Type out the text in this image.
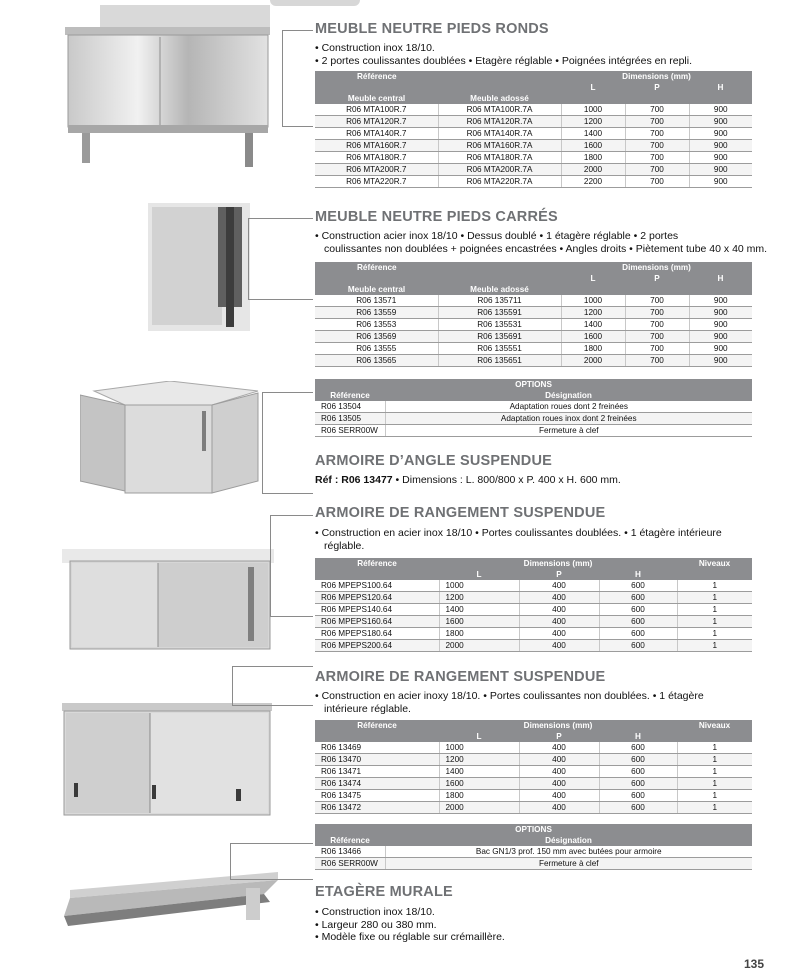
MEUBLE NEUTRE PIEDS RONDS
• Construction inox 18/10.
• 2 portes coulissantes doublées • Etagère réglable • Poignées intégrées en repli.
Référence		Dimensions (mm)		
		L	P	H
Meuble central	Meuble adossé			
R06 MTA100R.7	R06 MTA100R.7A	1000	700	900
R06 MTA120R.7	R06 MTA120R.7A	1200	700	900
R06 MTA140R.7	R06 MTA140R.7A	1400	700	900
R06 MTA160R.7	R06 MTA160R.7A	1600	700	900
R06 MTA180R.7	R06 MTA180R.7A	1800	700	900
R06 MTA200R.7	R06 MTA200R.7A	2000	700	900
R06 MTA220R.7	R06 MTA220R.7A	2200	700	900
MEUBLE NEUTRE PIEDS CARRÉS
• Construction acier inox 18/10 • Dessus doublé • 1 étagère réglable • 2 portes
coulissantes non doublées + poignées encastrées • Angles droits • Piètement tube 40 x 40 mm.
Référence		Dimensions (mm)		
		L	P	H
Meuble central	Meuble adossé			
R06 13571	R06 135711	1000	700	900
R06 13559	R06 135591	1200	700	900
R06 13553	R06 135531	1400	700	900
R06 13569	R06 135691	1600	700	900
R06 13555	R06 135551	1800	700	900
R06 13565	R06 135651	2000	700	900
OPTIONS	
Référence	Désignation
R06 13504	Adaptation roues dont 2 freinées
R06 13505	Adaptation roues inox dont 2 freinées
R06 SERR00W	Fermeture à clef
ARMOIRE D’ANGLE SUSPENDUE
Réf : R06 13477 • Dimensions : L. 800/800 x P. 400 x H. 600 mm.
ARMOIRE DE RANGEMENT SUSPENDUE
• Construction en acier inox 18/10 • Portes coulissantes doublées. • 1 étagère intérieure
réglable.
Référence	Dimensions (mm)			Niveaux
	L	P	H	
R06 MPEPS100.64	1000	400	600	1
R06 MPEPS120.64	1200	400	600	1
R06 MPEPS140.64	1400	400	600	1
R06 MPEPS160.64	1600	400	600	1
R06 MPEPS180.64	1800	400	600	1
R06 MPEPS200.64	2000	400	600	1
ARMOIRE DE RANGEMENT SUSPENDUE
• Construction en acier inoxy 18/10. • Portes coulissantes non doublées. • 1 étagère
intérieure réglable.
Référence	Dimensions (mm)			Niveaux
	L	P	H	
R06 13469	1000	400	600	1
R06 13470	1200	400	600	1
R06 13471	1400	400	600	1
R06 13474	1600	400	600	1
R06 13475	1800	400	600	1
R06 13472	2000	400	600	1
OPTIONS	
Référence	Désignation
R06 13466	Bac GN1/3 prof. 150 mm avec butées pour armoire
R06 SERR00W	Fermeture à clef
ETAGÈRE MURALE
• Construction inox 18/10.
• Largeur 280 ou 380 mm.
• Modèle fixe ou réglable sur crémaillère.
135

_ _ _ _

▶ _Given instruction_
Retype each entry precisely. Skip images entirely.

▶ _Exercise result_
Type out the text in this image.
MEUBLE NEUTRE PIEDS RONDS
• Construction inox 18/10.
• 2 portes coulissantes doublées • Etagère réglable • Poignées intégrées en repli.
Référence		Dimensions (mm)		
		L	P	H
Meuble central	Meuble adossé			
R06 MTA100R.7	R06 MTA100R.7A	1000	700	900
R06 MTA120R.7	R06 MTA120R.7A	1200	700	900
R06 MTA140R.7	R06 MTA140R.7A	1400	700	900
R06 MTA160R.7	R06 MTA160R.7A	1600	700	900
R06 MTA180R.7	R06 MTA180R.7A	1800	700	900
R06 MTA200R.7	R06 MTA200R.7A	2000	700	900
R06 MTA220R.7	R06 MTA220R.7A	2200	700	900
MEUBLE NEUTRE PIEDS CARRÉS
• Construction acier inox 18/10 • Dessus doublé • 1 étagère réglable • 2 portes
coulissantes non doublées + poignées encastrées • Angles droits • Piètement tube 40 x 40 mm.
Référence		Dimensions (mm)		
		L	P	H
Meuble central	Meuble adossé			
R06 13571	R06 135711	1000	700	900
R06 13559	R06 135591	1200	700	900
R06 13553	R06 135531	1400	700	900
R06 13569	R06 135691	1600	700	900
R06 13555	R06 135551	1800	700	900
R06 13565	R06 135651	2000	700	900
OPTIONS	
Référence	Désignation
R06 13504	Adaptation roues dont 2 freinées
R06 13505	Adaptation roues inox dont 2 freinées
R06 SERR00W	Fermeture à clef
ARMOIRE D’ANGLE SUSPENDUE
Réf : R06 13477 • Dimensions : L. 800/800 x P. 400 x H. 600 mm.
ARMOIRE DE RANGEMENT SUSPENDUE
• Construction en acier inox 18/10 • Portes coulissantes doublées. • 1 étagère intérieure
réglable.
Référence	Dimensions (mm)			Niveaux
	L	P	H	
R06 MPEPS100.64	1000	400	600	1
R06 MPEPS120.64	1200	400	600	1
R06 MPEPS140.64	1400	400	600	1
R06 MPEPS160.64	1600	400	600	1
R06 MPEPS180.64	1800	400	600	1
R06 MPEPS200.64	2000	400	600	1
ARMOIRE DE RANGEMENT SUSPENDUE
• Construction en acier inoxy 18/10. • Portes coulissantes non doublées. • 1 étagère
intérieure réglable.
Référence	Dimensions (mm)			Niveaux
	L	P	H	
R06 13469	1000	400	600	1
R06 13470	1200	400	600	1
R06 13471	1400	400	600	1
R06 13474	1600	400	600	1
R06 13475	1800	400	600	1
R06 13472	2000	400	600	1
OPTIONS	
Référence	Désignation
R06 13466	Bac GN1/3 prof. 150 mm avec butées pour armoire
R06 SERR00W	Fermeture à clef
ETAGÈRE MURALE
• Construction inox 18/10.
• Largeur 280 ou 380 mm.
• Modèle fixe ou réglable sur crémaillère.
135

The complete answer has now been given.